### DO THIS
Transcribe all of the material below word for word and leave out its pictures.

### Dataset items
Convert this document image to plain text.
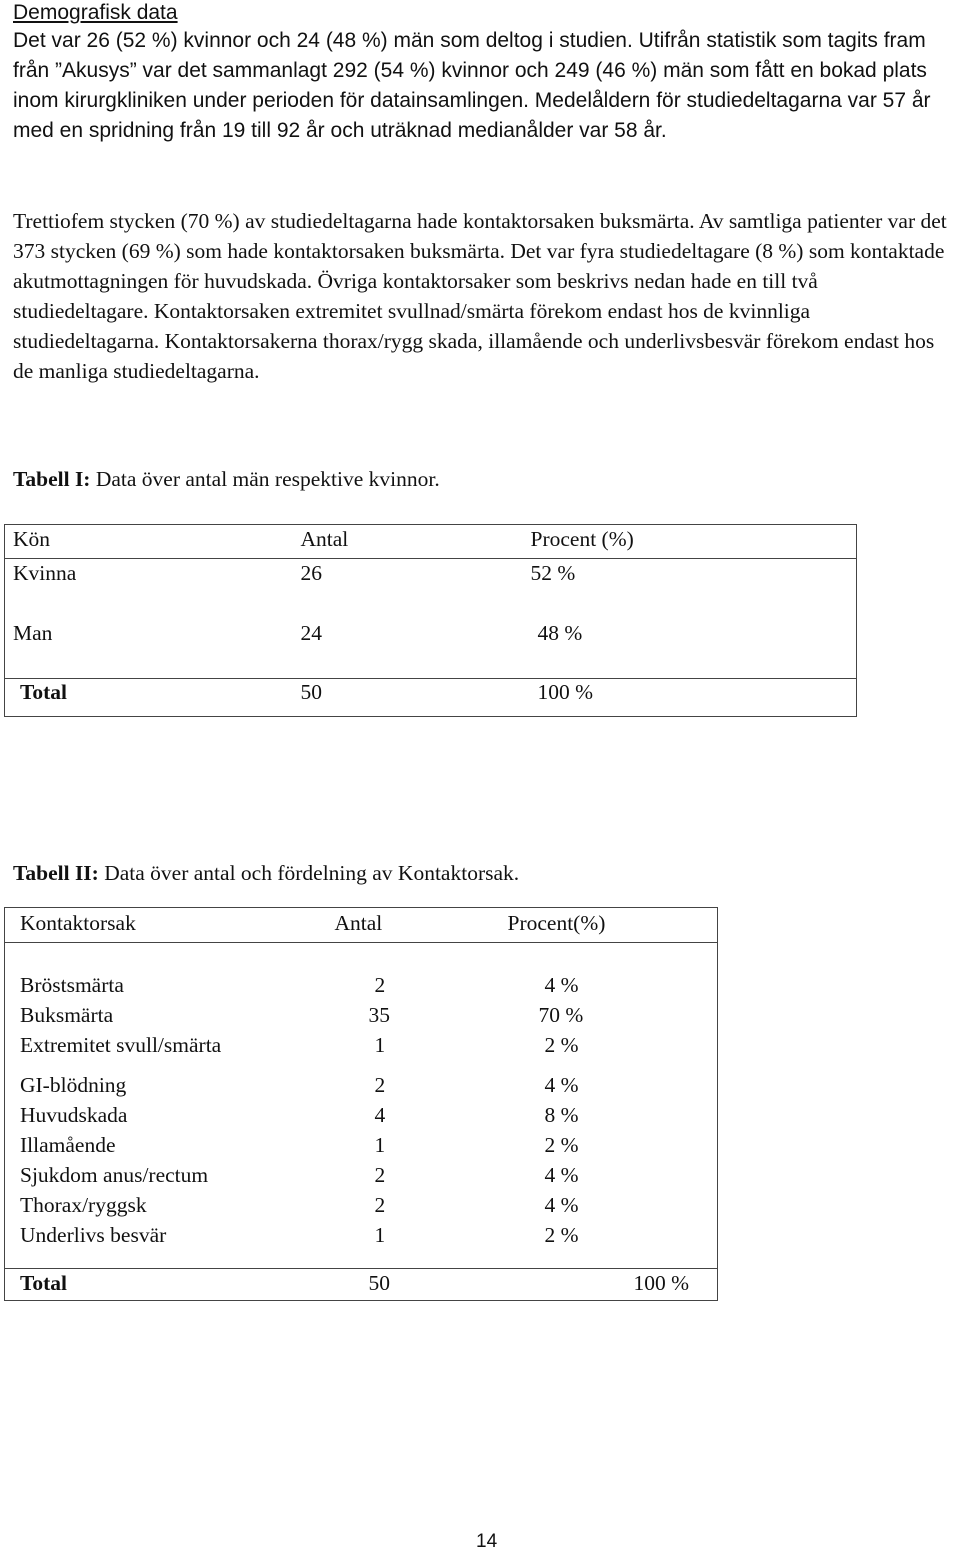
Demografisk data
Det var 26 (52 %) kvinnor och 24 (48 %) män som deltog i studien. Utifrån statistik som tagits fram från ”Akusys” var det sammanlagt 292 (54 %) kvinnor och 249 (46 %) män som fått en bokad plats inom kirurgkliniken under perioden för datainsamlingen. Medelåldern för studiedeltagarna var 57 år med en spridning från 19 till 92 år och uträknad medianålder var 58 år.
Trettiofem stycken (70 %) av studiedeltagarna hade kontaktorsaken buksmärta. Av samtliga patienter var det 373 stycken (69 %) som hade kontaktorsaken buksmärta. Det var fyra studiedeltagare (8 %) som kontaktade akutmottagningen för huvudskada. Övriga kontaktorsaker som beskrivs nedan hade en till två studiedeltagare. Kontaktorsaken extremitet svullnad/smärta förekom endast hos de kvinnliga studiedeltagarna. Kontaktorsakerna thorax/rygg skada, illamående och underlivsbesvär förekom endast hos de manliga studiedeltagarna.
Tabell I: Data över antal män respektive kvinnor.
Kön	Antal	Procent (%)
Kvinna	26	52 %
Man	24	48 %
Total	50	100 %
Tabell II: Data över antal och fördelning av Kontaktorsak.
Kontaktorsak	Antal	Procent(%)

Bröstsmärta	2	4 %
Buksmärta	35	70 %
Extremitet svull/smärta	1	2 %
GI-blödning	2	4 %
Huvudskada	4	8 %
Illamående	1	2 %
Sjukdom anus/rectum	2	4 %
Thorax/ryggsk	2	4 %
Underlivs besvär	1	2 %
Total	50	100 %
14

### ANSWER TO THE EXERCISE
Convert this document image to plain text.
Demografisk data
Det var 26 (52 %) kvinnor och 24 (48 %) män som deltog i studien. Utifrån statistik som tagits fram från ”Akusys” var det sammanlagt 292 (54 %) kvinnor och 249 (46 %) män som fått en bokad plats inom kirurgkliniken under perioden för datainsamlingen. Medelåldern för studiedeltagarna var 57 år med en spridning från 19 till 92 år och uträknad medianålder var 58 år.
Trettiofem stycken (70 %) av studiedeltagarna hade kontaktorsaken buksmärta. Av samtliga patienter var det 373 stycken (69 %) som hade kontaktorsaken buksmärta. Det var fyra studiedeltagare (8 %) som kontaktade akutmottagningen för huvudskada. Övriga kontaktorsaker som beskrivs nedan hade en till två studiedeltagare. Kontaktorsaken extremitet svullnad/smärta förekom endast hos de kvinnliga studiedeltagarna. Kontaktorsakerna thorax/rygg skada, illamående och underlivsbesvär förekom endast hos de manliga studiedeltagarna.
Tabell I: Data över antal män respektive kvinnor.
Kön	Antal	Procent (%)
Kvinna	26	52 %
Man	24	48 %
Total	50	100 %
Tabell II: Data över antal och fördelning av Kontaktorsak.
Kontaktorsak	Antal	Procent(%)

Bröstsmärta	2	4 %
Buksmärta	35	70 %
Extremitet svull/smärta	1	2 %
GI-blödning	2	4 %
Huvudskada	4	8 %
Illamående	1	2 %
Sjukdom anus/rectum	2	4 %
Thorax/ryggsk	2	4 %
Underlivs besvär	1	2 %
Total	50	100 %
14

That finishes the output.